Directions for this task:
In the listing below, count the lines containing the string "Frequency" and state only the number.

----- Input data

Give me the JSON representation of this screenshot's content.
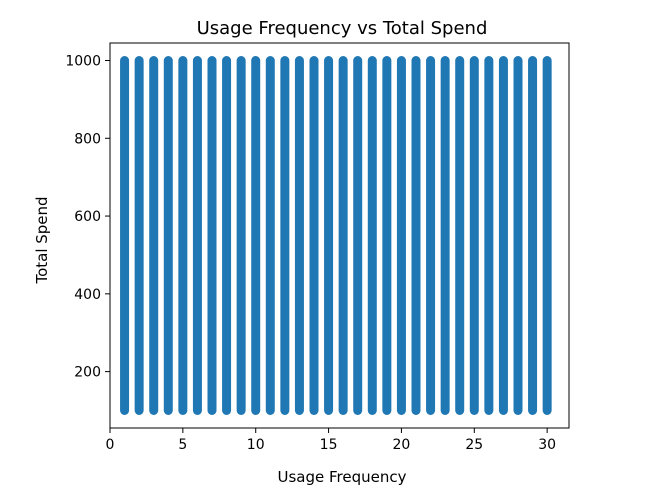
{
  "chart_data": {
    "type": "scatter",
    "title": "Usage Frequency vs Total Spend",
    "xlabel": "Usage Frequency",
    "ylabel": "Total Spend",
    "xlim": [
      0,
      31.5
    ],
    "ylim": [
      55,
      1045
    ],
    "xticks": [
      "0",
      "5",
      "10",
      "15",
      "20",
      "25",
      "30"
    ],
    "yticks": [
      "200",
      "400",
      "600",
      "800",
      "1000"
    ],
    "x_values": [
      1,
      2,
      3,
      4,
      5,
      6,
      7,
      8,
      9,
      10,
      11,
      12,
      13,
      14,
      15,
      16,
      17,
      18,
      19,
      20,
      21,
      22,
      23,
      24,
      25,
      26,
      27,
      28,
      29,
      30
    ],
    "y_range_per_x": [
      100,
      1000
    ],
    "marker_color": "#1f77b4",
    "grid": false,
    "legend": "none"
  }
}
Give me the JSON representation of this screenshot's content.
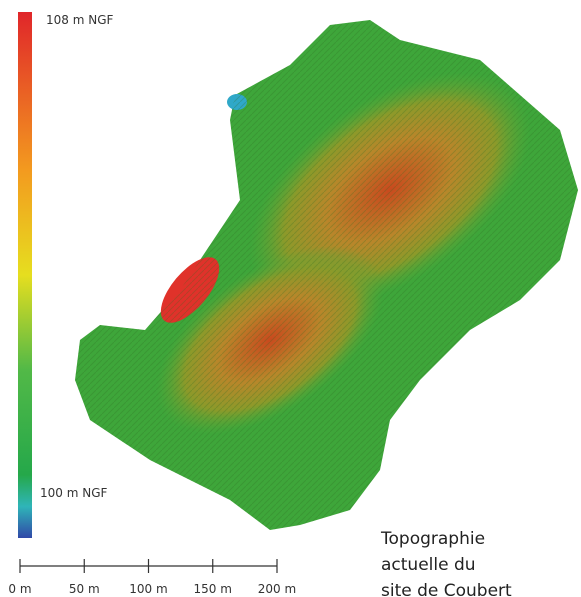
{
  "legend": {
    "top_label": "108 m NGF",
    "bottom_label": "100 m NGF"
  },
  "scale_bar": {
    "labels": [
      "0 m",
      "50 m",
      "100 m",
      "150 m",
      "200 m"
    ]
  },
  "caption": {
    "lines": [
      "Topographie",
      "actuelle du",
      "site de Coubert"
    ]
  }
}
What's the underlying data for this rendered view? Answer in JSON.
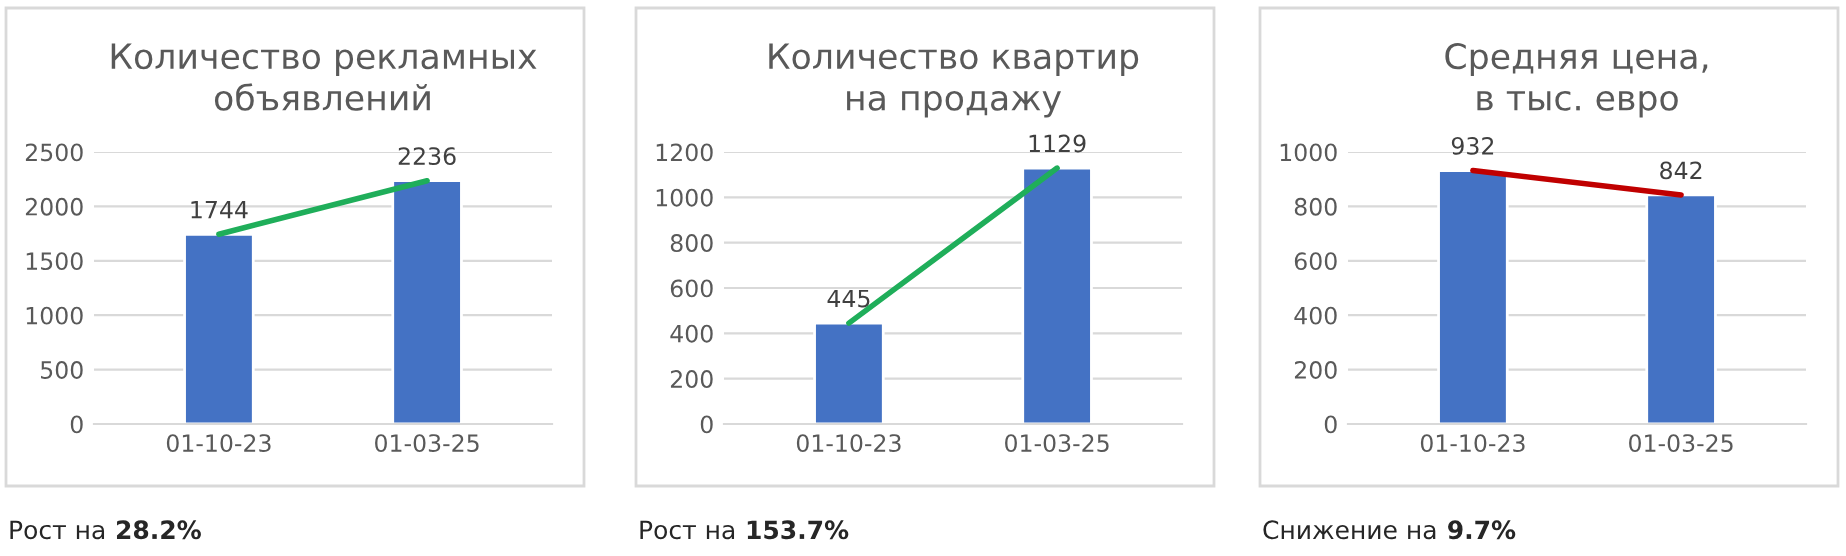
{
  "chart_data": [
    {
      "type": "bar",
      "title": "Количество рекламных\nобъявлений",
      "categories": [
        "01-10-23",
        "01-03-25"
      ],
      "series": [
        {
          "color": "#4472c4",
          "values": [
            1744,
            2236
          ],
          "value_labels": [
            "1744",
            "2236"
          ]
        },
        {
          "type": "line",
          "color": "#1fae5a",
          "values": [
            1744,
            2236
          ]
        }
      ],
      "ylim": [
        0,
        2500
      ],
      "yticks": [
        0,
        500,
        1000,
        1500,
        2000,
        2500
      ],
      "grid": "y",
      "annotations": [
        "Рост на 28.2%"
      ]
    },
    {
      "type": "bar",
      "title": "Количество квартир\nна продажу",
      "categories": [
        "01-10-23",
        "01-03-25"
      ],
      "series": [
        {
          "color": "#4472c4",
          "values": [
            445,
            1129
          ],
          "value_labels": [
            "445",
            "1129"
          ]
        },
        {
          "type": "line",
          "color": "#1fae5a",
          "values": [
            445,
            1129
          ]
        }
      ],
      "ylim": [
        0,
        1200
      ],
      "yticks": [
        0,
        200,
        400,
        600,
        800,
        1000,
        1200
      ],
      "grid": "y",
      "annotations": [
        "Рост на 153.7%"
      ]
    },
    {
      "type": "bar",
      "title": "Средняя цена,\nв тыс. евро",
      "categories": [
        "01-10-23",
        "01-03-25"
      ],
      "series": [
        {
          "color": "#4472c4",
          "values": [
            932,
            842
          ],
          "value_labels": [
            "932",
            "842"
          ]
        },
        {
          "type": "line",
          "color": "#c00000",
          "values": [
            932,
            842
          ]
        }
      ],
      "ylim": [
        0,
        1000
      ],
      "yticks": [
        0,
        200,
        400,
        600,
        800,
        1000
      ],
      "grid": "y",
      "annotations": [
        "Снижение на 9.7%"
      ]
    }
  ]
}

----------

Full output:
2